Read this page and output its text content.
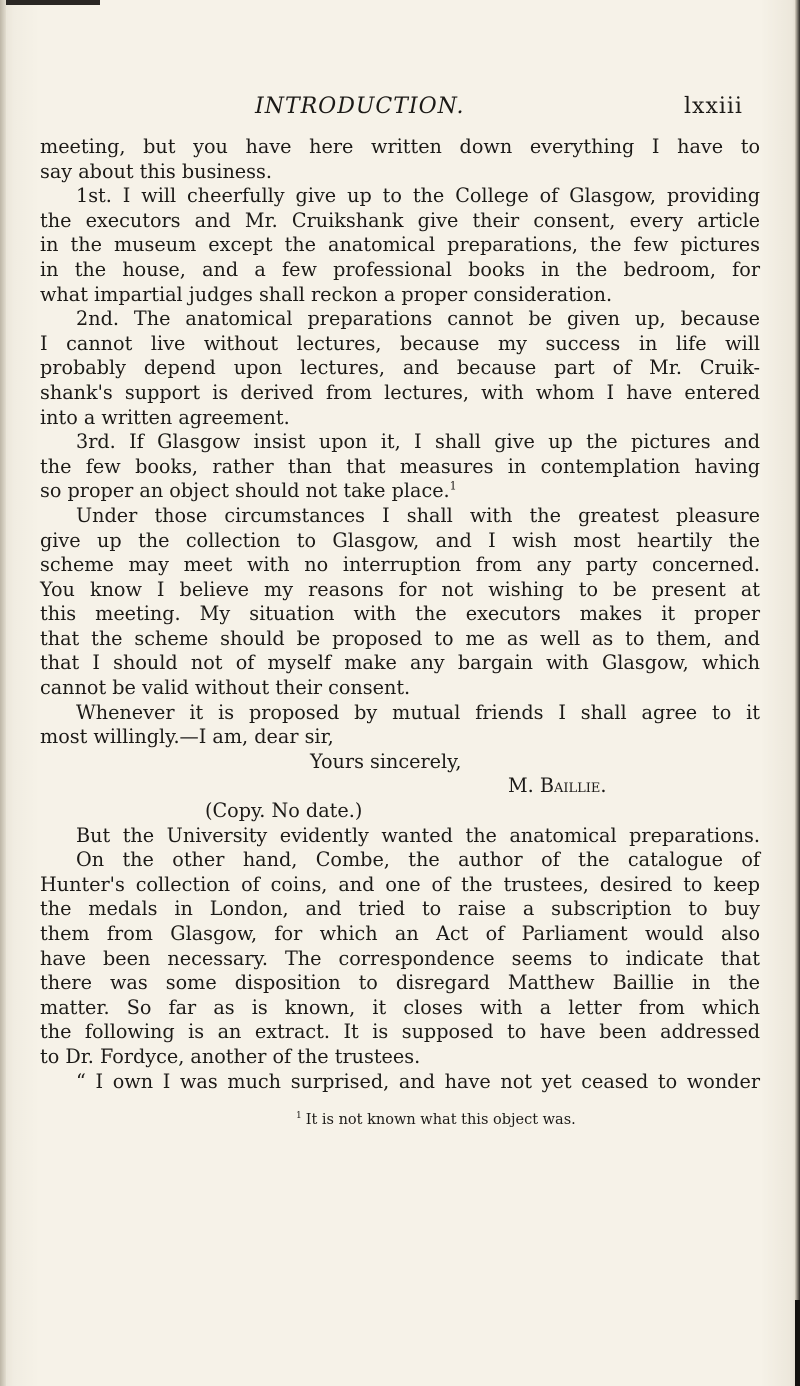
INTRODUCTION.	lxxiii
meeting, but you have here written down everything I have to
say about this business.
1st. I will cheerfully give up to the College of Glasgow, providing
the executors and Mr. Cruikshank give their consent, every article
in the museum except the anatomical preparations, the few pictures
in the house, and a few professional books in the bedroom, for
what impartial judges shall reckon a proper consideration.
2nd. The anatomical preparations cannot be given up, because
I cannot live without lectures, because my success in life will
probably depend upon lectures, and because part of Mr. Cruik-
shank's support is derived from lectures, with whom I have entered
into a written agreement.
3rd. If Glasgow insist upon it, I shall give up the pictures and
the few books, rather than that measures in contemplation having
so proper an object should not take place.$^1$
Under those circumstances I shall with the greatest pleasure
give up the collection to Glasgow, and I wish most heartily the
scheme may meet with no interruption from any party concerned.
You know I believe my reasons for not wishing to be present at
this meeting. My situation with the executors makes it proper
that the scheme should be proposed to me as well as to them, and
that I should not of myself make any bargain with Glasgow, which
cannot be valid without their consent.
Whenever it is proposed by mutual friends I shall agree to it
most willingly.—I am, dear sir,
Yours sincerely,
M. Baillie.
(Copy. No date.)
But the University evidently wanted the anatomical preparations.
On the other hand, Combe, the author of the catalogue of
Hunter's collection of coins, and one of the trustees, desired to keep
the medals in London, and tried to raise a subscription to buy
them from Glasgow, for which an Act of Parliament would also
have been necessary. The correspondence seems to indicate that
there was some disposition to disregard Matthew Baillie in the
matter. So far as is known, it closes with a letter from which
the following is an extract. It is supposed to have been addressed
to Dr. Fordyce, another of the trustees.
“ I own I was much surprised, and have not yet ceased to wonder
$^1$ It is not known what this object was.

--

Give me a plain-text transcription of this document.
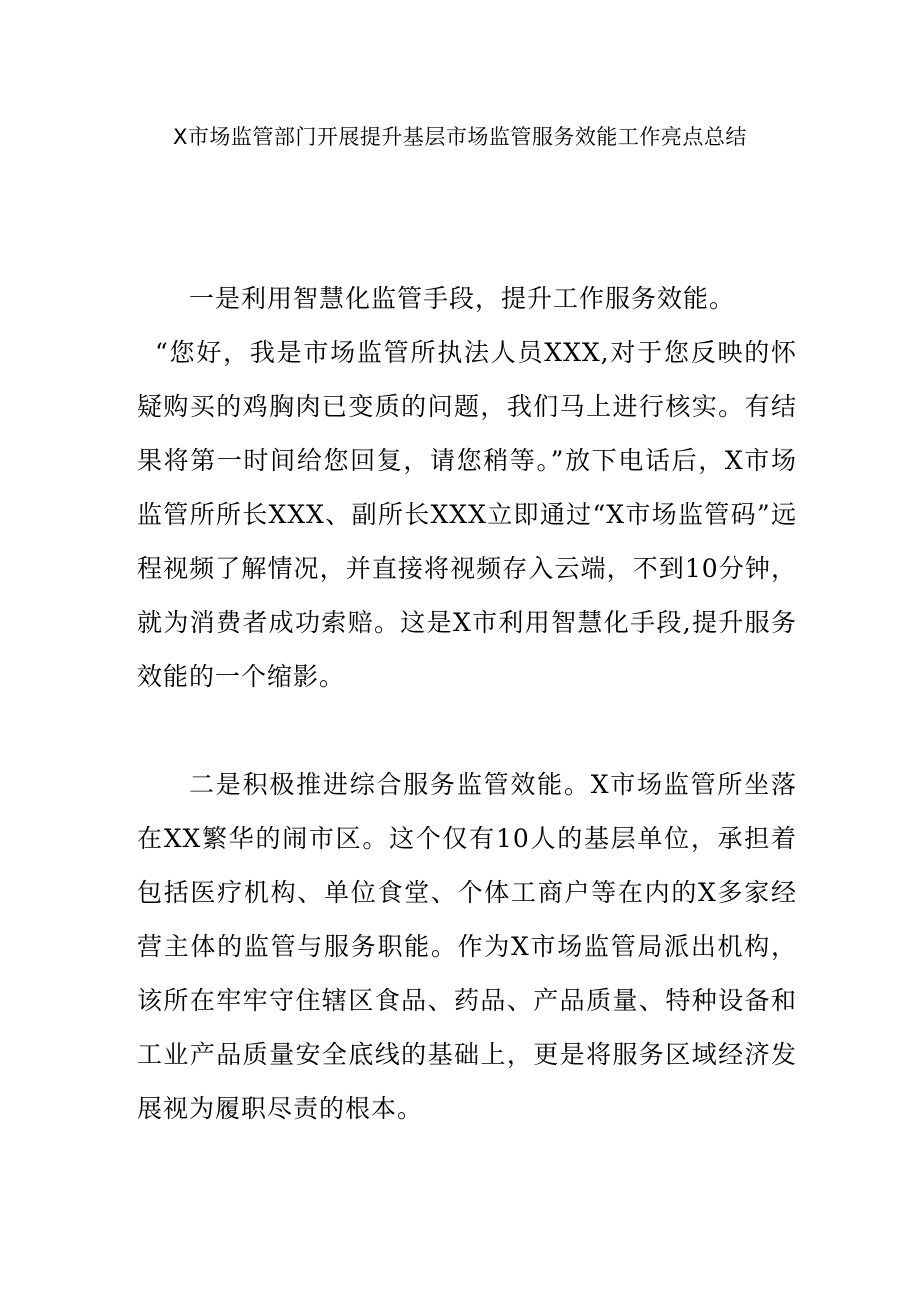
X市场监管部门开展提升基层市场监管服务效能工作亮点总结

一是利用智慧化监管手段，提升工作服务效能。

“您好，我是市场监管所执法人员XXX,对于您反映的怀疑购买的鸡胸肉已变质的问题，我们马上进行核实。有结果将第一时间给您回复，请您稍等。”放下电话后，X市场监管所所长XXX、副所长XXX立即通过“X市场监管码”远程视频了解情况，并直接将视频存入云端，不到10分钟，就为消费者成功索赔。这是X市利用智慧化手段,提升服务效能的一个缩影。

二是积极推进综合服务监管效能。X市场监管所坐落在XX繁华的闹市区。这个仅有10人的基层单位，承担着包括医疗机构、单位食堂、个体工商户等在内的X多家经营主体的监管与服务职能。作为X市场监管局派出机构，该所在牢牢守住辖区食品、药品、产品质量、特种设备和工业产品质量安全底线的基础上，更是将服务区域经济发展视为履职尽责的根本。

* * *

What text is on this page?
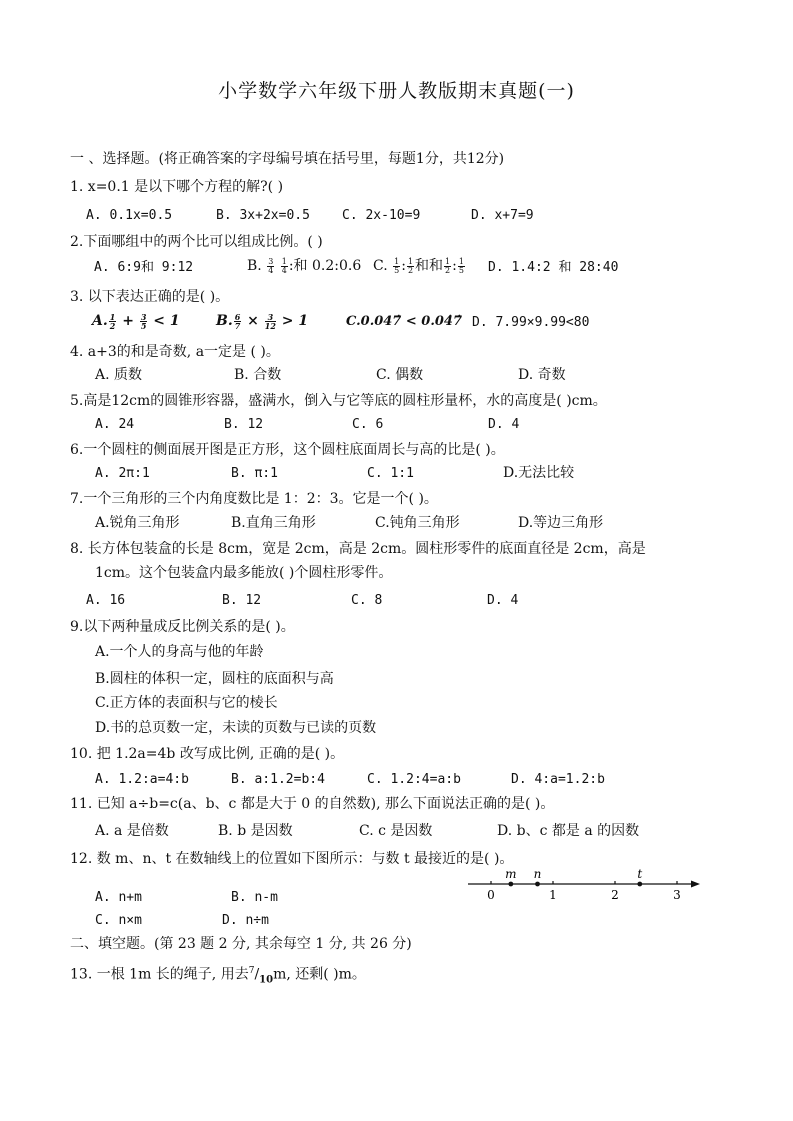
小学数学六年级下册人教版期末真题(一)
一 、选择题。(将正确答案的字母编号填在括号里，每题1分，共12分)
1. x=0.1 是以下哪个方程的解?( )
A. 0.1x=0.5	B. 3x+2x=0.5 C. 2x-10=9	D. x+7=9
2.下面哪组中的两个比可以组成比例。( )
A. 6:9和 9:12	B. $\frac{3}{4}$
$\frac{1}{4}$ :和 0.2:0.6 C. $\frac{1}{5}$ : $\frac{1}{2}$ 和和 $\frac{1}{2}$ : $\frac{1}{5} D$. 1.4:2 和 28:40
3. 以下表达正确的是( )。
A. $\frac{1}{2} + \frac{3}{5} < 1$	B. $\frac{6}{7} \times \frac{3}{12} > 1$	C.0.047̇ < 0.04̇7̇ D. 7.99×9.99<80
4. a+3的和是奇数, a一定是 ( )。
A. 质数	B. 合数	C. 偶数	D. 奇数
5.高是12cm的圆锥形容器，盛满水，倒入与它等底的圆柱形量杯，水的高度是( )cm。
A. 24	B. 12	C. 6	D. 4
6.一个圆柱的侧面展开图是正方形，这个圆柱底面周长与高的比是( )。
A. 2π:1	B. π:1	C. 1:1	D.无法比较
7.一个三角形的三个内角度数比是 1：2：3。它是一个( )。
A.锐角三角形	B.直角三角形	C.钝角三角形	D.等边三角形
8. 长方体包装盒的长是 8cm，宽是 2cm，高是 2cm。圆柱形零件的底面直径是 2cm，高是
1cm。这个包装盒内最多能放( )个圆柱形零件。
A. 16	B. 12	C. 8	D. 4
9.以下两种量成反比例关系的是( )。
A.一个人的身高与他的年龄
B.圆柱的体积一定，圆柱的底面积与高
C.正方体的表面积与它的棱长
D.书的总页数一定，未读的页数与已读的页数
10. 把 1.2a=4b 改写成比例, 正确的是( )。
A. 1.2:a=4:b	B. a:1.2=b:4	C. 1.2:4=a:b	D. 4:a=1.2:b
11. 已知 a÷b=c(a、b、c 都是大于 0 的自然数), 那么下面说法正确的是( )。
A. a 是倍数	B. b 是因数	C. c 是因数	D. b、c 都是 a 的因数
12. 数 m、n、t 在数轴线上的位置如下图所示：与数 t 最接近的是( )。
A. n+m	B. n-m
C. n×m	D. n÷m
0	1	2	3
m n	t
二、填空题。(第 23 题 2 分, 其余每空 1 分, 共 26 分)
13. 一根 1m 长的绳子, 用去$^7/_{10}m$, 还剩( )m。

**Stated problem**: Show all lines from the records above where the word "anatomical" occurs.

**Answer below**:
in the museum except the anatomical preparations, the few pictures
2nd. The anatomical preparations cannot be given up, because
But the University evidently wanted the anatomical preparations.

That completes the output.